_Task brief_
Go through the material below and count the lines with the string "Хлеб"; the number is the whole answer.

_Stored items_
☆ ☆ ☆

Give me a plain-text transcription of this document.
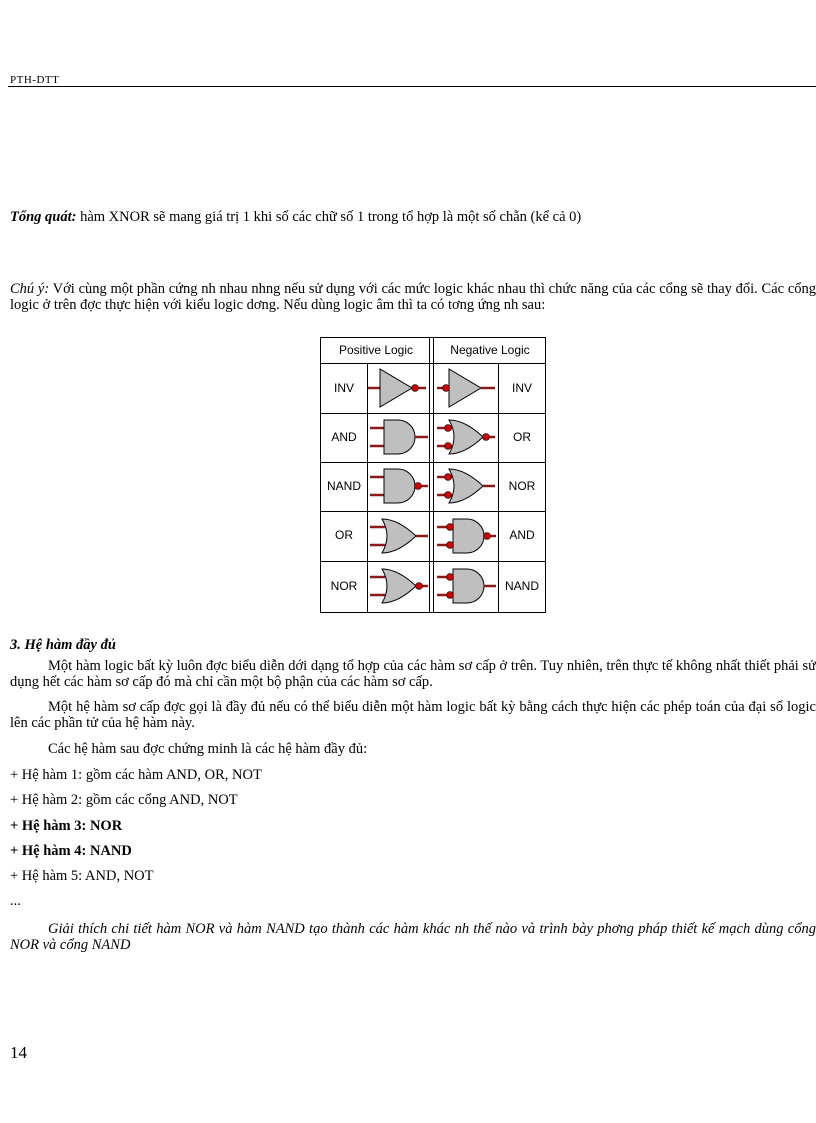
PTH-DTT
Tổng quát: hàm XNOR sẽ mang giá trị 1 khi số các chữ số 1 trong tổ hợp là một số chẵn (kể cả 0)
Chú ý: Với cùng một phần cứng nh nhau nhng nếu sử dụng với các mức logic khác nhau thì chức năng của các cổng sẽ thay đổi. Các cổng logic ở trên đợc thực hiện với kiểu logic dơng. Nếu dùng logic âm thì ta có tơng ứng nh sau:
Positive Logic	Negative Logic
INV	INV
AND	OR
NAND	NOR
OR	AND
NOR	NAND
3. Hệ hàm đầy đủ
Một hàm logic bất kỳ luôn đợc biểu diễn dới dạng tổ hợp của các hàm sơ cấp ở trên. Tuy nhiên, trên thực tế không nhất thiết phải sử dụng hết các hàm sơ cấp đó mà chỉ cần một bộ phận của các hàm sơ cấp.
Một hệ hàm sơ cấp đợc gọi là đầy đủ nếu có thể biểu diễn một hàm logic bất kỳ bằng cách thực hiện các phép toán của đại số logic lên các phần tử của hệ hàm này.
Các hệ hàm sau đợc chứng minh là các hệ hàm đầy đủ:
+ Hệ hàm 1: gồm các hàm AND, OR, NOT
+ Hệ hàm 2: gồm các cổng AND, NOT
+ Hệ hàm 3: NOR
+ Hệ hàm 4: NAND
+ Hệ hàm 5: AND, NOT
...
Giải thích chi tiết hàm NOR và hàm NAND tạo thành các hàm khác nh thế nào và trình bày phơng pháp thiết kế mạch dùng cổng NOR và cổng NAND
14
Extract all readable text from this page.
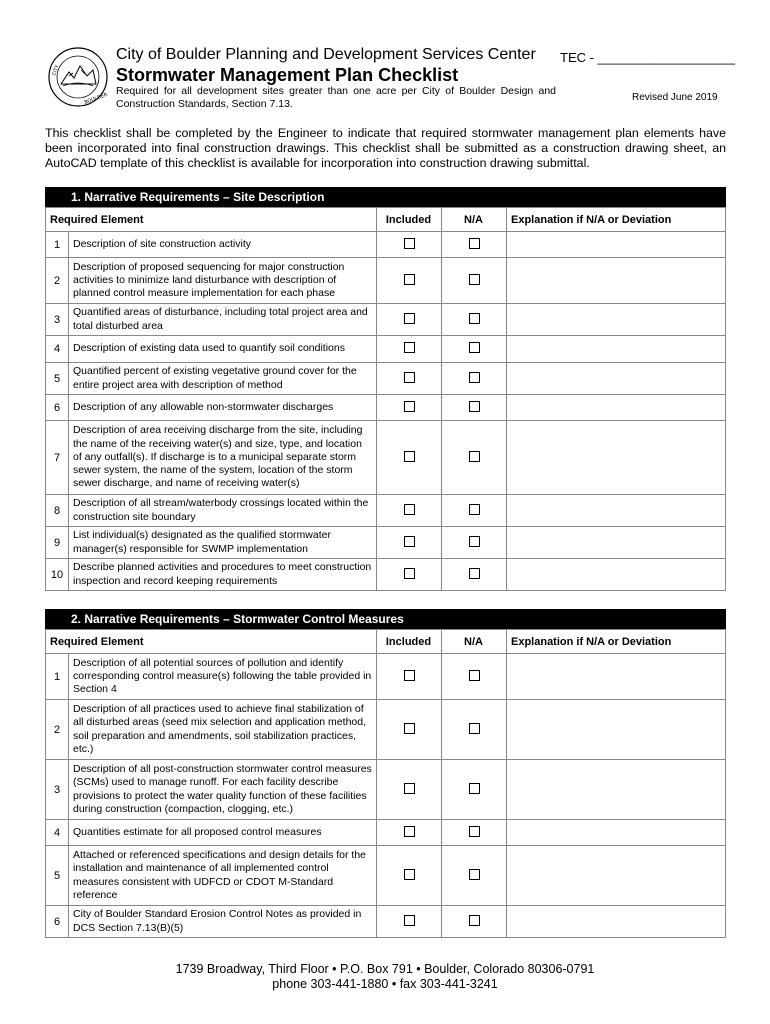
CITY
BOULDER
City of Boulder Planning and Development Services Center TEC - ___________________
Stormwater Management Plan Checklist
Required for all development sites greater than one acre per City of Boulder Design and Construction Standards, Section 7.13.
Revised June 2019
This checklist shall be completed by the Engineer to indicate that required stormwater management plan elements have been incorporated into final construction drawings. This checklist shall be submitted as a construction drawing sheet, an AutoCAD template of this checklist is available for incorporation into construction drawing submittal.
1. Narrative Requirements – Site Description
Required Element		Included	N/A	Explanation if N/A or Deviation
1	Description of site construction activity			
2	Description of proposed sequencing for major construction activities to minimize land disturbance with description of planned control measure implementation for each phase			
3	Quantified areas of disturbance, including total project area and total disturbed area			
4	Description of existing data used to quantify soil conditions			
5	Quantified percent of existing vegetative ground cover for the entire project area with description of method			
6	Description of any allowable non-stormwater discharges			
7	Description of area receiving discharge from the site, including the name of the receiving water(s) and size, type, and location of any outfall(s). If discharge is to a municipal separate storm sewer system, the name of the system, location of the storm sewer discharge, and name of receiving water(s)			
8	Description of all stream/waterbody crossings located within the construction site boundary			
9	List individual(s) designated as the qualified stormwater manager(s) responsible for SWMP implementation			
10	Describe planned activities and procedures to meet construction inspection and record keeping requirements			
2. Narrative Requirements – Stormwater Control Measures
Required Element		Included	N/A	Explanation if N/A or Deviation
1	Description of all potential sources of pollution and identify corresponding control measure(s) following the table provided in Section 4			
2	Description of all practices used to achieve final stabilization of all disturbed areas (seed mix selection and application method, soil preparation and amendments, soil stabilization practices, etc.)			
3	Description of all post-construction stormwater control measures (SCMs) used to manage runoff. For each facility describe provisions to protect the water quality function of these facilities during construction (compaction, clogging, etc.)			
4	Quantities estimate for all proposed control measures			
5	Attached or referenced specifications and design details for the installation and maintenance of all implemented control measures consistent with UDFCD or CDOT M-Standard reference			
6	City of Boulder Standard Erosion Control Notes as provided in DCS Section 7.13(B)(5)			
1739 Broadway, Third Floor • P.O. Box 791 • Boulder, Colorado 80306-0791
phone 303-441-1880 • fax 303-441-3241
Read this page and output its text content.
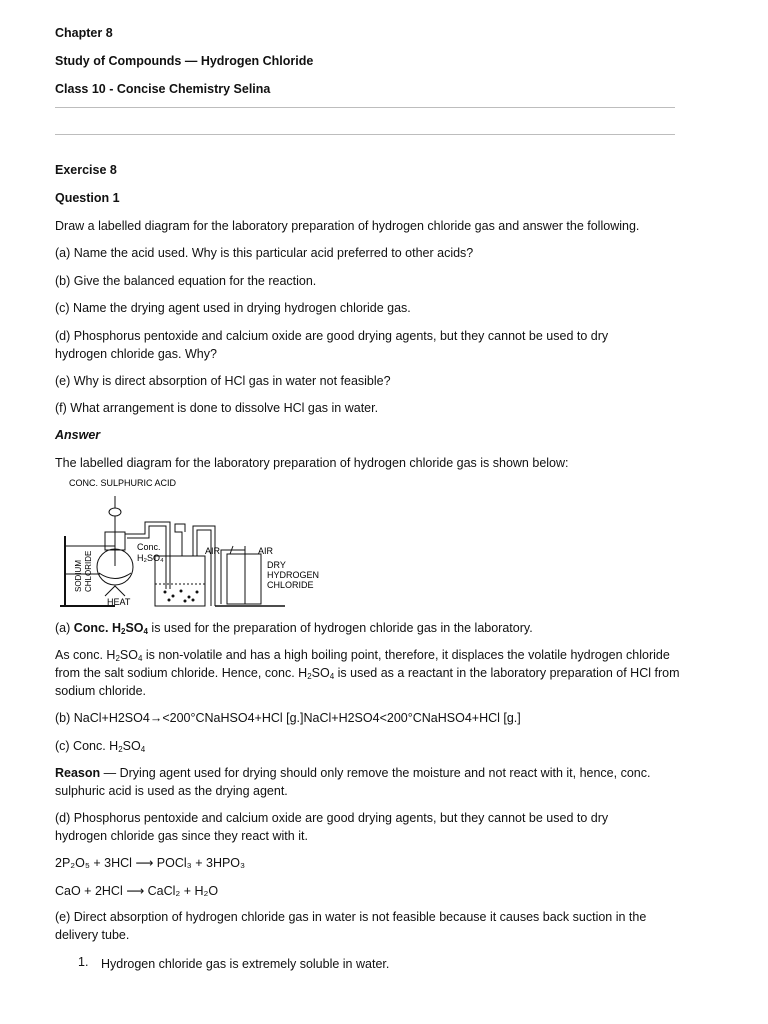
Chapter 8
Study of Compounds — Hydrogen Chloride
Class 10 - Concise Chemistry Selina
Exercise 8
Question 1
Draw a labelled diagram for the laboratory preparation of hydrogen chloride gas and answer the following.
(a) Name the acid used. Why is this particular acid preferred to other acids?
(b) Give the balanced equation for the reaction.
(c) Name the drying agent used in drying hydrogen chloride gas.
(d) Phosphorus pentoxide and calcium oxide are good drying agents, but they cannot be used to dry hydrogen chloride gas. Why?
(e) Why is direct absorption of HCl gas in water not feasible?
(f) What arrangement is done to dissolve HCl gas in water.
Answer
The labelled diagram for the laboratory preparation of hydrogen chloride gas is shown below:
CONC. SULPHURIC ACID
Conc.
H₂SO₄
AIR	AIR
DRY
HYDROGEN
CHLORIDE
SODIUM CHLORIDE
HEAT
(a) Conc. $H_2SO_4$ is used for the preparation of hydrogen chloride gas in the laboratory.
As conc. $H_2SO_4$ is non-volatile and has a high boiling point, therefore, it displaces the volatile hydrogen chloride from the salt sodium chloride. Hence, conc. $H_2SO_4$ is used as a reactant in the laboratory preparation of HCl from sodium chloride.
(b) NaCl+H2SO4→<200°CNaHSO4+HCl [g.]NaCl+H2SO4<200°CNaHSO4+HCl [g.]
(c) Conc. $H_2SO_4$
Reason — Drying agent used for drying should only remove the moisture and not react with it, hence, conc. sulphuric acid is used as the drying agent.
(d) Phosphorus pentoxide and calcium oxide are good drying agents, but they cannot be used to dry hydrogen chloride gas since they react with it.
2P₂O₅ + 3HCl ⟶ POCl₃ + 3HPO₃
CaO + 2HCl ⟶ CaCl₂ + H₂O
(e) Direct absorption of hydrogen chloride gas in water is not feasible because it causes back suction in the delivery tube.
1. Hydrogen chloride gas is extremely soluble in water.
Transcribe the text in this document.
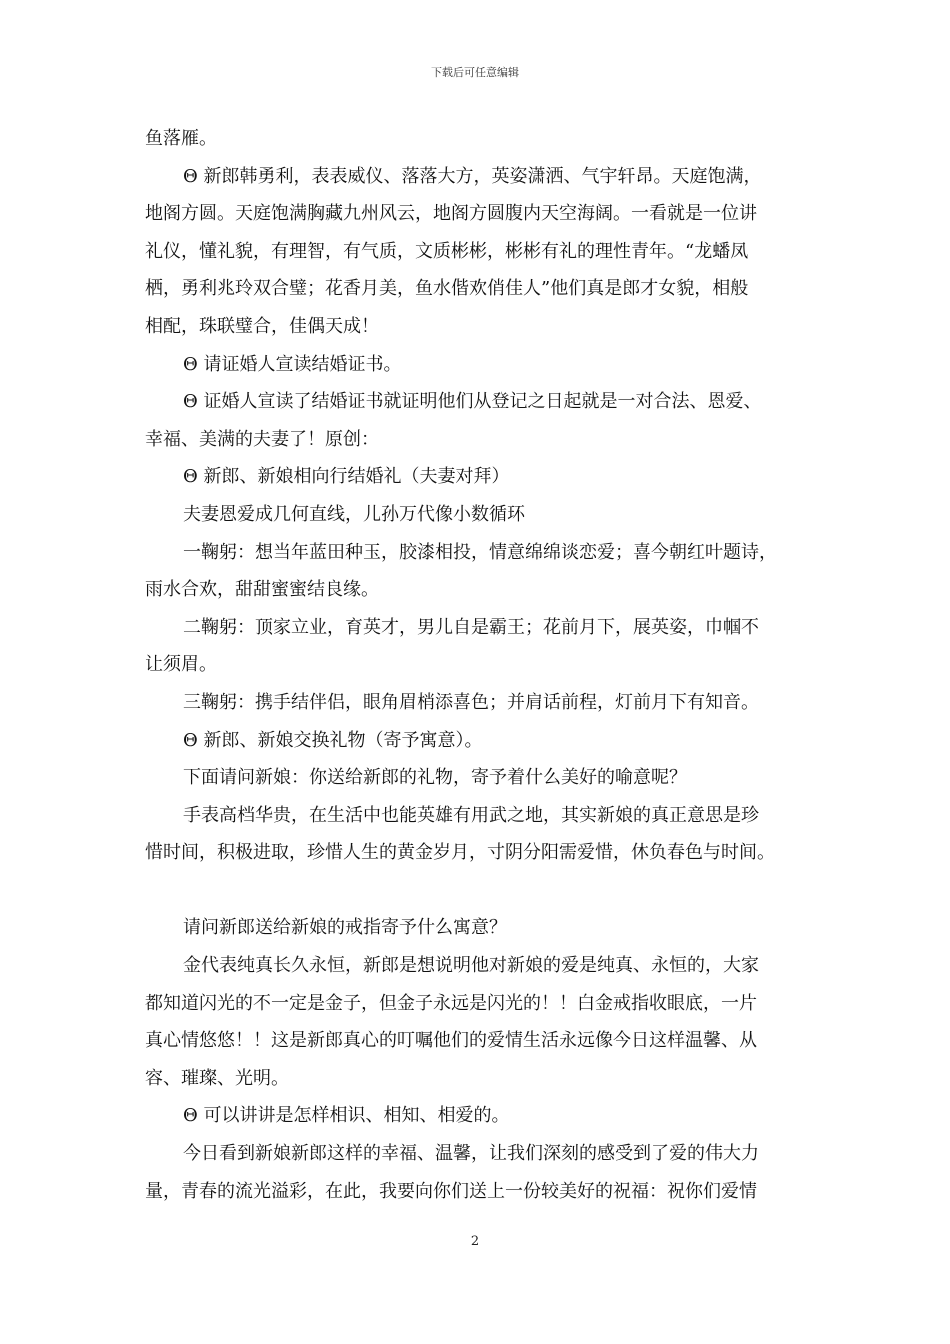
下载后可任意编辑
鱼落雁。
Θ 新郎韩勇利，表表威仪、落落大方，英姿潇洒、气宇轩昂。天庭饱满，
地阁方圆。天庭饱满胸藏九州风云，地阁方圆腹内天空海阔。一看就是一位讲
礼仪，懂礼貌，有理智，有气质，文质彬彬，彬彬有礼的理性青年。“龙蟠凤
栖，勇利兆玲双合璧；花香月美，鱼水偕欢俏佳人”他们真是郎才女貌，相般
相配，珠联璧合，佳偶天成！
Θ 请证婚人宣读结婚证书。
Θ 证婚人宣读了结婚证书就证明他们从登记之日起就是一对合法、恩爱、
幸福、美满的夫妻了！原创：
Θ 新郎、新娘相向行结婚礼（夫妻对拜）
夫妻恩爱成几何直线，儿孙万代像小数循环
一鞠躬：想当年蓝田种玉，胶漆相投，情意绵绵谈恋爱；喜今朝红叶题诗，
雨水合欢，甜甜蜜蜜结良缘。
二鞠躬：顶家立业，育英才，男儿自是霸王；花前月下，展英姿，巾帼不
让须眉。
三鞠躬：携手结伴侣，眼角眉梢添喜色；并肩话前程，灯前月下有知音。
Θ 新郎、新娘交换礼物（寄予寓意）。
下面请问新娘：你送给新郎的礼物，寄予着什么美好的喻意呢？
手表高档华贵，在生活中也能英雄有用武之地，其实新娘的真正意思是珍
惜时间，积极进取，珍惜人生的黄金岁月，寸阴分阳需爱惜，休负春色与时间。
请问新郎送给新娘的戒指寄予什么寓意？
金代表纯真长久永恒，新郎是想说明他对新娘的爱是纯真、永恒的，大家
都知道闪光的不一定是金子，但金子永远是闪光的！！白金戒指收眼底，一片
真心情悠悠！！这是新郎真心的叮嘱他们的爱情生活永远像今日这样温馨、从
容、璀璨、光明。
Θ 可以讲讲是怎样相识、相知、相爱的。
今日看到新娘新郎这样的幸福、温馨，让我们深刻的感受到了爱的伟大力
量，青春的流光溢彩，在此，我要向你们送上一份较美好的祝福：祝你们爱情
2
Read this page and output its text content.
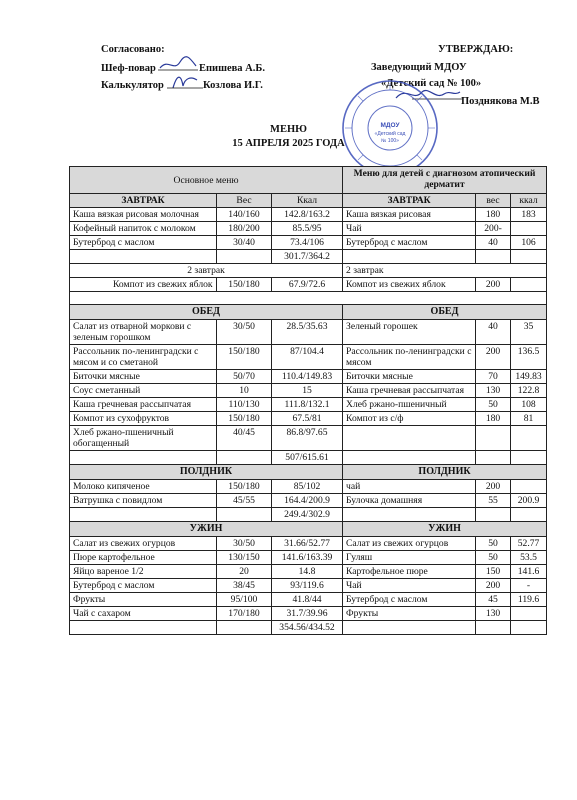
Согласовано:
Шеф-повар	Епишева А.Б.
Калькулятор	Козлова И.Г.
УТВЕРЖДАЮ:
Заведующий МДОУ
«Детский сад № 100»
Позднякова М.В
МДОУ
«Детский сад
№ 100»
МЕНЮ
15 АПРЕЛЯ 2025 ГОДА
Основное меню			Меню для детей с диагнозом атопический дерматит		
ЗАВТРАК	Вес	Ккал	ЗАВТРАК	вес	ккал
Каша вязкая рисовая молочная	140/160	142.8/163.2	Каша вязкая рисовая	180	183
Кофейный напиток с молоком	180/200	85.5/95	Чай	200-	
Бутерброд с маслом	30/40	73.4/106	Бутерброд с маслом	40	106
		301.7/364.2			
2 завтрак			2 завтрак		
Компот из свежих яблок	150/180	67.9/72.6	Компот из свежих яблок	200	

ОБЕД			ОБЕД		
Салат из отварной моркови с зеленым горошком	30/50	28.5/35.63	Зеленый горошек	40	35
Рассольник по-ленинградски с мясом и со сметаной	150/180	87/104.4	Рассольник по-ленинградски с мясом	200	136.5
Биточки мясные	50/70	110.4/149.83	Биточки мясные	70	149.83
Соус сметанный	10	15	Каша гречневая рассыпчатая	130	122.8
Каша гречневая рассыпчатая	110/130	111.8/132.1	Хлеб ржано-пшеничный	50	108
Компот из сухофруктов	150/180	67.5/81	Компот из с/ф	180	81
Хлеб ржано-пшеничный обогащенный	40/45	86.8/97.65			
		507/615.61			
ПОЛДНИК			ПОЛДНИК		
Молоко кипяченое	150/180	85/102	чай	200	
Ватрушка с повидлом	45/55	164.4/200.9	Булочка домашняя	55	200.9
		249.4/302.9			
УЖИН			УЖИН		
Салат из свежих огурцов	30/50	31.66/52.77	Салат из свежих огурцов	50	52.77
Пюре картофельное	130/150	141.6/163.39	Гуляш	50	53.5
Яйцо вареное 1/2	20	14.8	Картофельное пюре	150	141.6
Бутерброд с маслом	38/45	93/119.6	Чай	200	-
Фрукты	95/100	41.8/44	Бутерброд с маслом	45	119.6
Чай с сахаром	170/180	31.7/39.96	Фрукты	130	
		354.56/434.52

☆ ☆ ☆

_The result_
2